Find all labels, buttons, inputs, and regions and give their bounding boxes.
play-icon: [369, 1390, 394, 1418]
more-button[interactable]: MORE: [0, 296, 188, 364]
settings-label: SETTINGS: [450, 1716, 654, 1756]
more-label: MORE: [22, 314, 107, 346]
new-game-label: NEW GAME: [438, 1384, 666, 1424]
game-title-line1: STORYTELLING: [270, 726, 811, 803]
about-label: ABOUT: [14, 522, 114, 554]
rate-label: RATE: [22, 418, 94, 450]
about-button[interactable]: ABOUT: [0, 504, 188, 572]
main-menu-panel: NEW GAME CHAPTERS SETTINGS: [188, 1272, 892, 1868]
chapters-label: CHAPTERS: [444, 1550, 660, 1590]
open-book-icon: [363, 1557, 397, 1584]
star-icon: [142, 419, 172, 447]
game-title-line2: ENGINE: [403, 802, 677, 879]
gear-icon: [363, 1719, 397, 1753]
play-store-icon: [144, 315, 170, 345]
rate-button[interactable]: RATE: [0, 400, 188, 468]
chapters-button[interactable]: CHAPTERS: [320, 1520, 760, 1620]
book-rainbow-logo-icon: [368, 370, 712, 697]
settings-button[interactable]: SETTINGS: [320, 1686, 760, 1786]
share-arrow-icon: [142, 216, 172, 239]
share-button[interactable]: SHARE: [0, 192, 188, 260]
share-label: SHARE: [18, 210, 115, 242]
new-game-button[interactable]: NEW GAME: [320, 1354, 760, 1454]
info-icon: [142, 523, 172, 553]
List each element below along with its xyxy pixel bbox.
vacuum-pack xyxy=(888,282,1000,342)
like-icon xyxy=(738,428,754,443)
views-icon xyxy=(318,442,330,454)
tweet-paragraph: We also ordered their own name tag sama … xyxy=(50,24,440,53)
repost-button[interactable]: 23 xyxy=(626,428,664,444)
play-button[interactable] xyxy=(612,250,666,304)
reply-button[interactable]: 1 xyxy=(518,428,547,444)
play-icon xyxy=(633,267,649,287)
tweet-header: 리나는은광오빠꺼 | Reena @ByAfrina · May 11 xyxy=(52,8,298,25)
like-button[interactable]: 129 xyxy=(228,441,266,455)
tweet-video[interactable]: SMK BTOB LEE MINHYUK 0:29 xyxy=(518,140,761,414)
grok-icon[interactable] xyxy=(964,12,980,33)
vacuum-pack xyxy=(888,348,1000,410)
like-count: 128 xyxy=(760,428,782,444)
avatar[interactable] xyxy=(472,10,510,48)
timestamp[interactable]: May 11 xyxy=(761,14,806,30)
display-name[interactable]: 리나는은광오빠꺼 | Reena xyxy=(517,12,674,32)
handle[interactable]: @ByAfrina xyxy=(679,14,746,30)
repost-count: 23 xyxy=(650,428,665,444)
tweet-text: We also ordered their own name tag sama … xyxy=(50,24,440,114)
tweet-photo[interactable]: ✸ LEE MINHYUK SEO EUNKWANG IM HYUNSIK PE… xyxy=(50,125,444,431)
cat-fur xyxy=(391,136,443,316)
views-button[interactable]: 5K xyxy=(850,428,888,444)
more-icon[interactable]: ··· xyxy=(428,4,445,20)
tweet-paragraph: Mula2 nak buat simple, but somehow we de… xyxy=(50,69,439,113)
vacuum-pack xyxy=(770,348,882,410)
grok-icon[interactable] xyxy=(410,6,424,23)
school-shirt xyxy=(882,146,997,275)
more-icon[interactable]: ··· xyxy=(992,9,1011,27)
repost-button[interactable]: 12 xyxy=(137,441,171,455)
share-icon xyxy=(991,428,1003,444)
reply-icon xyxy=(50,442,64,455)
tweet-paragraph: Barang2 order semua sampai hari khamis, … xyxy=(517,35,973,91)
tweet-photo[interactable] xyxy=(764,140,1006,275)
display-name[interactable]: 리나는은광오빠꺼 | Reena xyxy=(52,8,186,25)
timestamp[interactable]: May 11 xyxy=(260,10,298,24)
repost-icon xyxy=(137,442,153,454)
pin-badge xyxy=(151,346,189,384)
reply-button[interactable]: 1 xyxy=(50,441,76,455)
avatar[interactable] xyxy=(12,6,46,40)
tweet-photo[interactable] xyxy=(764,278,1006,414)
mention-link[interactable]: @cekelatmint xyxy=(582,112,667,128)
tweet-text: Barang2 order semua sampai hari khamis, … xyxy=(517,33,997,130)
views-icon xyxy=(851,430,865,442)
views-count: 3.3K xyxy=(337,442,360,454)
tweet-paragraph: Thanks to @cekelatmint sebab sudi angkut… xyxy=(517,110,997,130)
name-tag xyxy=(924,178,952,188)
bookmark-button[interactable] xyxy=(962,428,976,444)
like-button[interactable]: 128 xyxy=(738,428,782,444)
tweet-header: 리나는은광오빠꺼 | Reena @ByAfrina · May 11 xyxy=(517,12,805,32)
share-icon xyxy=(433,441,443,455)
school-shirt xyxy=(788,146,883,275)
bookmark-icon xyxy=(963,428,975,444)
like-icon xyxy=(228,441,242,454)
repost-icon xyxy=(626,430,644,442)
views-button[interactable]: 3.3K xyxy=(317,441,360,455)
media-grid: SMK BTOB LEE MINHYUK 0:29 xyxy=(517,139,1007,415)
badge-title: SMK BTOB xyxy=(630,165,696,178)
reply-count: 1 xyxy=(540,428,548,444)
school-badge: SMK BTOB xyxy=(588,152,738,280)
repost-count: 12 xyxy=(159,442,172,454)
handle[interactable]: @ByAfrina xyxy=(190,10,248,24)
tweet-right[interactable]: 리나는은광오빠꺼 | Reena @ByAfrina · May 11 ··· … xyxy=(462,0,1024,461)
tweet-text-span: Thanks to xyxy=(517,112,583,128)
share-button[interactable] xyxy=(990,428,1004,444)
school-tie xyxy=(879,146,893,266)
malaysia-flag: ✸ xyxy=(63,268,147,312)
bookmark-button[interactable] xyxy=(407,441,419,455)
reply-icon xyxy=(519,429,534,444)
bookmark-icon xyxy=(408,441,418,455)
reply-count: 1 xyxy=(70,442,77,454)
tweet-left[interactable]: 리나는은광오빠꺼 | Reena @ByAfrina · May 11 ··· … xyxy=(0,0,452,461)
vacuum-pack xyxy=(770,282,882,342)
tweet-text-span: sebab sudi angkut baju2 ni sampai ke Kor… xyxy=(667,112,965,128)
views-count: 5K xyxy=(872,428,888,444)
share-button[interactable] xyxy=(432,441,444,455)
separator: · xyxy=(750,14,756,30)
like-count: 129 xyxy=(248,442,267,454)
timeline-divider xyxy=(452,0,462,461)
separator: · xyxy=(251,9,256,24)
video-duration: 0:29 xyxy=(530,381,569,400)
• • •
Task prompt:
Please pull out every line of the rows above that contains the string "photo". Case counts.

Answer to this problem:
tweet-photo[interactable]: ✸ LEE MINHYUK SEO EUNKWANG IM HYUNSIK PE… xyxy=(50,125,444,431)
tweet-photo[interactable] xyxy=(764,140,1006,275)
tweet-photo[interactable] xyxy=(764,278,1006,414)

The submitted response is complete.